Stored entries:
════════════════
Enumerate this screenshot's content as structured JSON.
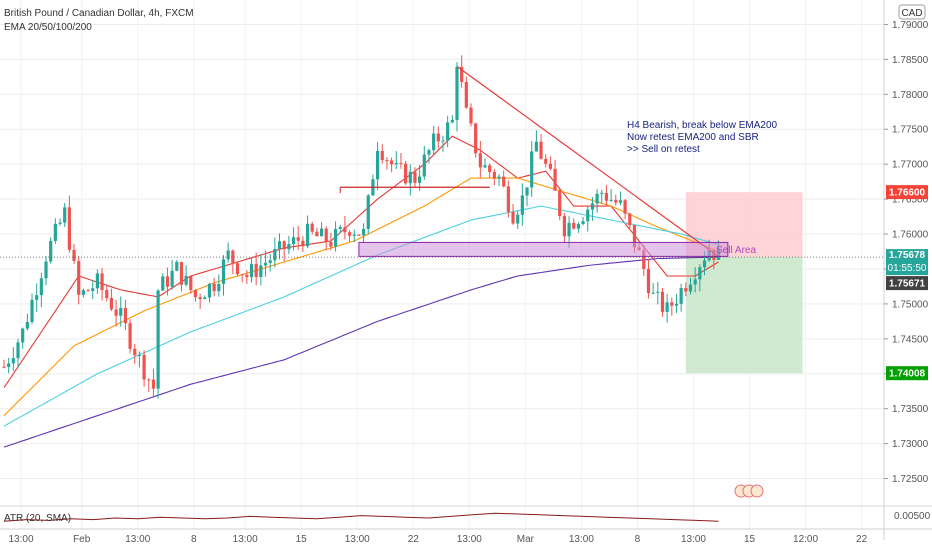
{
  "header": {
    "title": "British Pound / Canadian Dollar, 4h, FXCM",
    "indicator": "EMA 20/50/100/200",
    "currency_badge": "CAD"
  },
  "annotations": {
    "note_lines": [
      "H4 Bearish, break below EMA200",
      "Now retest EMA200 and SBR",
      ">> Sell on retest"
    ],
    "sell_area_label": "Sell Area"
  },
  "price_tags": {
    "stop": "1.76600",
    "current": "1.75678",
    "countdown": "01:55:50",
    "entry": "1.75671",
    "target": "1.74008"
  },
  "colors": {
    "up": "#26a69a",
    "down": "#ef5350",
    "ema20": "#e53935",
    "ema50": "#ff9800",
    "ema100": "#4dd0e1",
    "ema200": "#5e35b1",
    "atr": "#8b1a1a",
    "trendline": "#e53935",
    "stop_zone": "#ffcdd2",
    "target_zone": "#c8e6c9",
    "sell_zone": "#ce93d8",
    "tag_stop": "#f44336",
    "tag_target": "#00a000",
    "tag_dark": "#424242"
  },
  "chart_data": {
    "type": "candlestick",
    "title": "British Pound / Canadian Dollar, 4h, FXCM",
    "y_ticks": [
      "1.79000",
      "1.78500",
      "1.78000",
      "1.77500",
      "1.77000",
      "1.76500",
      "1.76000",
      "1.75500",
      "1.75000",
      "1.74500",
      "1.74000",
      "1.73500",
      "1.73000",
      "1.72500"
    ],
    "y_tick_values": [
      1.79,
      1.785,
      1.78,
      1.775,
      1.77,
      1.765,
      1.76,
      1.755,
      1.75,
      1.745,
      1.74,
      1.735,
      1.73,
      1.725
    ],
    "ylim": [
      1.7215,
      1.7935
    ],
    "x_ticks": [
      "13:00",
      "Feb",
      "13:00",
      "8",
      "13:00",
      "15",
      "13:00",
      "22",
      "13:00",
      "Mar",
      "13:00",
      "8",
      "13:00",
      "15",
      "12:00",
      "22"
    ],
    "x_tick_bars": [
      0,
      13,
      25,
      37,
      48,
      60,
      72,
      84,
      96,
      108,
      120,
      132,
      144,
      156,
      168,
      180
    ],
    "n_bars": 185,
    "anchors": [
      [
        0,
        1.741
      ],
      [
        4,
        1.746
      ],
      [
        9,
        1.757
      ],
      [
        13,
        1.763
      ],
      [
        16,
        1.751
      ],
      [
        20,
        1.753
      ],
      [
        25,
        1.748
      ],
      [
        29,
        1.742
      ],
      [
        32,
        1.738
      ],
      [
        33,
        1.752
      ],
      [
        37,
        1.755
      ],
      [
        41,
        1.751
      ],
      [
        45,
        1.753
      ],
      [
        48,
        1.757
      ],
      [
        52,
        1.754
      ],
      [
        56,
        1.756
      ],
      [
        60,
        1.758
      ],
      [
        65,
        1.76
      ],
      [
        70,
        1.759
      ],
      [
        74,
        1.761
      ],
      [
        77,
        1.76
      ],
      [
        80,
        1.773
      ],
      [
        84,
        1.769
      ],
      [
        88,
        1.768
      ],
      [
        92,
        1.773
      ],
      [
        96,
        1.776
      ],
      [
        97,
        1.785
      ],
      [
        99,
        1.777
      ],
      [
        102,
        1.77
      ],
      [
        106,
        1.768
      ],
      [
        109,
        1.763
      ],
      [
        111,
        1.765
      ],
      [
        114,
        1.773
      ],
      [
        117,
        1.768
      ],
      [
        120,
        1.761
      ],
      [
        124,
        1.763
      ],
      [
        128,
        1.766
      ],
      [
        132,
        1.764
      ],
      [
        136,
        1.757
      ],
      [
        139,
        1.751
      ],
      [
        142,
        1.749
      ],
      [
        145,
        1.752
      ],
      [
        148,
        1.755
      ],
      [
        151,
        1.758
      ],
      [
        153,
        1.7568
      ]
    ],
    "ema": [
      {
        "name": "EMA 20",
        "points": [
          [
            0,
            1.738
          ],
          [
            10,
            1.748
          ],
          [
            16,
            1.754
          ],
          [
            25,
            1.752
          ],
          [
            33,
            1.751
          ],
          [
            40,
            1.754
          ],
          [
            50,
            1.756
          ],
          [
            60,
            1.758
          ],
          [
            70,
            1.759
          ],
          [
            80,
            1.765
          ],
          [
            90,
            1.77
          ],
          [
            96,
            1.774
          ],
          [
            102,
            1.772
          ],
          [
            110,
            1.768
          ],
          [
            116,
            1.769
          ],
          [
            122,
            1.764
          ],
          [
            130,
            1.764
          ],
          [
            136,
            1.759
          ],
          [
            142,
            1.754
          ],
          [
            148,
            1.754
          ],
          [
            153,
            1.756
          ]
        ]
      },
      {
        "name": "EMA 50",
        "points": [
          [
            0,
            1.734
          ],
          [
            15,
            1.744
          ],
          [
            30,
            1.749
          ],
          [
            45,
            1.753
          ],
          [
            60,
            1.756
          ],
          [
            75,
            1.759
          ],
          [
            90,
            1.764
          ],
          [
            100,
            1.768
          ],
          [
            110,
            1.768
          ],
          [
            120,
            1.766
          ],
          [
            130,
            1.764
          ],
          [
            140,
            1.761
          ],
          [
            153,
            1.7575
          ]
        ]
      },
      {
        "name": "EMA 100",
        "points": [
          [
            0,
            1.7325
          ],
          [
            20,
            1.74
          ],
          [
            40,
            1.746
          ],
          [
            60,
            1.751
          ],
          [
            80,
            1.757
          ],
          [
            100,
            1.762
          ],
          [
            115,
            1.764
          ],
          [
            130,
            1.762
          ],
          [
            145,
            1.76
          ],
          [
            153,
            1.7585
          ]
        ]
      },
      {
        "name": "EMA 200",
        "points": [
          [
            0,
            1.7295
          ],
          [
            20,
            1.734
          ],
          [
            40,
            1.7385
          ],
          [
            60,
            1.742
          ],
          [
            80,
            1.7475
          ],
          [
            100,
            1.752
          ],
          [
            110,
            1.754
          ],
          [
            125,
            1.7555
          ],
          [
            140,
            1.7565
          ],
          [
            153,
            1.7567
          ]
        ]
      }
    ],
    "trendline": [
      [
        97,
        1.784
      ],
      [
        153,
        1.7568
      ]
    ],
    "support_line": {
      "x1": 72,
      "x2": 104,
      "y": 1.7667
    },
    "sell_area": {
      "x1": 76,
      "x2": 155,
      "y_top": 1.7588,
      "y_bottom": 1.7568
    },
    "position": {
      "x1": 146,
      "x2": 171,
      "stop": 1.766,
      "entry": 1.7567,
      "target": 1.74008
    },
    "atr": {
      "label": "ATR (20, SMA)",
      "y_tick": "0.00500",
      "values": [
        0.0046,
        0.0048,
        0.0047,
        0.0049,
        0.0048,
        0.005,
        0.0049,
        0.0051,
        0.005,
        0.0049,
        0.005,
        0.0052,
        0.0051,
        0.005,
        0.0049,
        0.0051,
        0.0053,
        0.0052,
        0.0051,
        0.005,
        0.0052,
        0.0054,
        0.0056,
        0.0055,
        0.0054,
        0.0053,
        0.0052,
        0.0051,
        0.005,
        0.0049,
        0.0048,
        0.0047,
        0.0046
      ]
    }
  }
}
════════════════
Task:
Images do not belong in the copy; reproduce all other parts of the records above verbatim.

Final answer:
Enumerate this screenshot's content as structured JSON.
{
  "header": {
    "title": "British Pound / Canadian Dollar, 4h, FXCM",
    "indicator": "EMA 20/50/100/200",
    "currency_badge": "CAD"
  },
  "annotations": {
    "note_lines": [
      "H4 Bearish, break below EMA200",
      "Now retest EMA200 and SBR",
      ">> Sell on retest"
    ],
    "sell_area_label": "Sell Area"
  },
  "price_tags": {
    "stop": "1.76600",
    "current": "1.75678",
    "countdown": "01:55:50",
    "entry": "1.75671",
    "target": "1.74008"
  },
  "colors": {
    "up": "#26a69a",
    "down": "#ef5350",
    "ema20": "#e53935",
    "ema50": "#ff9800",
    "ema100": "#4dd0e1",
    "ema200": "#5e35b1",
    "atr": "#8b1a1a",
    "trendline": "#e53935",
    "stop_zone": "#ffcdd2",
    "target_zone": "#c8e6c9",
    "sell_zone": "#ce93d8",
    "tag_stop": "#f44336",
    "tag_target": "#00a000",
    "tag_dark": "#424242"
  },
  "chart_data": {
    "type": "candlestick",
    "title": "British Pound / Canadian Dollar, 4h, FXCM",
    "y_ticks": [
      "1.79000",
      "1.78500",
      "1.78000",
      "1.77500",
      "1.77000",
      "1.76500",
      "1.76000",
      "1.75500",
      "1.75000",
      "1.74500",
      "1.74000",
      "1.73500",
      "1.73000",
      "1.72500"
    ],
    "y_tick_values": [
      1.79,
      1.785,
      1.78,
      1.775,
      1.77,
      1.765,
      1.76,
      1.755,
      1.75,
      1.745,
      1.74,
      1.735,
      1.73,
      1.725
    ],
    "ylim": [
      1.7215,
      1.7935
    ],
    "x_ticks": [
      "13:00",
      "Feb",
      "13:00",
      "8",
      "13:00",
      "15",
      "13:00",
      "22",
      "13:00",
      "Mar",
      "13:00",
      "8",
      "13:00",
      "15",
      "12:00",
      "22"
    ],
    "x_tick_bars": [
      0,
      13,
      25,
      37,
      48,
      60,
      72,
      84,
      96,
      108,
      120,
      132,
      144,
      156,
      168,
      180
    ],
    "n_bars": 185,
    "anchors": [
      [
        0,
        1.741
      ],
      [
        4,
        1.746
      ],
      [
        9,
        1.757
      ],
      [
        13,
        1.763
      ],
      [
        16,
        1.751
      ],
      [
        20,
        1.753
      ],
      [
        25,
        1.748
      ],
      [
        29,
        1.742
      ],
      [
        32,
        1.738
      ],
      [
        33,
        1.752
      ],
      [
        37,
        1.755
      ],
      [
        41,
        1.751
      ],
      [
        45,
        1.753
      ],
      [
        48,
        1.757
      ],
      [
        52,
        1.754
      ],
      [
        56,
        1.756
      ],
      [
        60,
        1.758
      ],
      [
        65,
        1.76
      ],
      [
        70,
        1.759
      ],
      [
        74,
        1.761
      ],
      [
        77,
        1.76
      ],
      [
        80,
        1.773
      ],
      [
        84,
        1.769
      ],
      [
        88,
        1.768
      ],
      [
        92,
        1.773
      ],
      [
        96,
        1.776
      ],
      [
        97,
        1.785
      ],
      [
        99,
        1.777
      ],
      [
        102,
        1.77
      ],
      [
        106,
        1.768
      ],
      [
        109,
        1.763
      ],
      [
        111,
        1.765
      ],
      [
        114,
        1.773
      ],
      [
        117,
        1.768
      ],
      [
        120,
        1.761
      ],
      [
        124,
        1.763
      ],
      [
        128,
        1.766
      ],
      [
        132,
        1.764
      ],
      [
        136,
        1.757
      ],
      [
        139,
        1.751
      ],
      [
        142,
        1.749
      ],
      [
        145,
        1.752
      ],
      [
        148,
        1.755
      ],
      [
        151,
        1.758
      ],
      [
        153,
        1.7568
      ]
    ],
    "ema": [
      {
        "name": "EMA 20",
        "points": [
          [
            0,
            1.738
          ],
          [
            10,
            1.748
          ],
          [
            16,
            1.754
          ],
          [
            25,
            1.752
          ],
          [
            33,
            1.751
          ],
          [
            40,
            1.754
          ],
          [
            50,
            1.756
          ],
          [
            60,
            1.758
          ],
          [
            70,
            1.759
          ],
          [
            80,
            1.765
          ],
          [
            90,
            1.77
          ],
          [
            96,
            1.774
          ],
          [
            102,
            1.772
          ],
          [
            110,
            1.768
          ],
          [
            116,
            1.769
          ],
          [
            122,
            1.764
          ],
          [
            130,
            1.764
          ],
          [
            136,
            1.759
          ],
          [
            142,
            1.754
          ],
          [
            148,
            1.754
          ],
          [
            153,
            1.756
          ]
        ]
      },
      {
        "name": "EMA 50",
        "points": [
          [
            0,
            1.734
          ],
          [
            15,
            1.744
          ],
          [
            30,
            1.749
          ],
          [
            45,
            1.753
          ],
          [
            60,
            1.756
          ],
          [
            75,
            1.759
          ],
          [
            90,
            1.764
          ],
          [
            100,
            1.768
          ],
          [
            110,
            1.768
          ],
          [
            120,
            1.766
          ],
          [
            130,
            1.764
          ],
          [
            140,
            1.761
          ],
          [
            153,
            1.7575
          ]
        ]
      },
      {
        "name": "EMA 100",
        "points": [
          [
            0,
            1.7325
          ],
          [
            20,
            1.74
          ],
          [
            40,
            1.746
          ],
          [
            60,
            1.751
          ],
          [
            80,
            1.757
          ],
          [
            100,
            1.762
          ],
          [
            115,
            1.764
          ],
          [
            130,
            1.762
          ],
          [
            145,
            1.76
          ],
          [
            153,
            1.7585
          ]
        ]
      },
      {
        "name": "EMA 200",
        "points": [
          [
            0,
            1.7295
          ],
          [
            20,
            1.734
          ],
          [
            40,
            1.7385
          ],
          [
            60,
            1.742
          ],
          [
            80,
            1.7475
          ],
          [
            100,
            1.752
          ],
          [
            110,
            1.754
          ],
          [
            125,
            1.7555
          ],
          [
            140,
            1.7565
          ],
          [
            153,
            1.7567
          ]
        ]
      }
    ],
    "trendline": [
      [
        97,
        1.784
      ],
      [
        153,
        1.7568
      ]
    ],
    "support_line": {
      "x1": 72,
      "x2": 104,
      "y": 1.7667
    },
    "sell_area": {
      "x1": 76,
      "x2": 155,
      "y_top": 1.7588,
      "y_bottom": 1.7568
    },
    "position": {
      "x1": 146,
      "x2": 171,
      "stop": 1.766,
      "entry": 1.7567,
      "target": 1.74008
    },
    "atr": {
      "label": "ATR (20, SMA)",
      "y_tick": "0.00500",
      "values": [
        0.0046,
        0.0048,
        0.0047,
        0.0049,
        0.0048,
        0.005,
        0.0049,
        0.0051,
        0.005,
        0.0049,
        0.005,
        0.0052,
        0.0051,
        0.005,
        0.0049,
        0.0051,
        0.0053,
        0.0052,
        0.0051,
        0.005,
        0.0052,
        0.0054,
        0.0056,
        0.0055,
        0.0054,
        0.0053,
        0.0052,
        0.0051,
        0.005,
        0.0049,
        0.0048,
        0.0047,
        0.0046
      ]
    }
  }
}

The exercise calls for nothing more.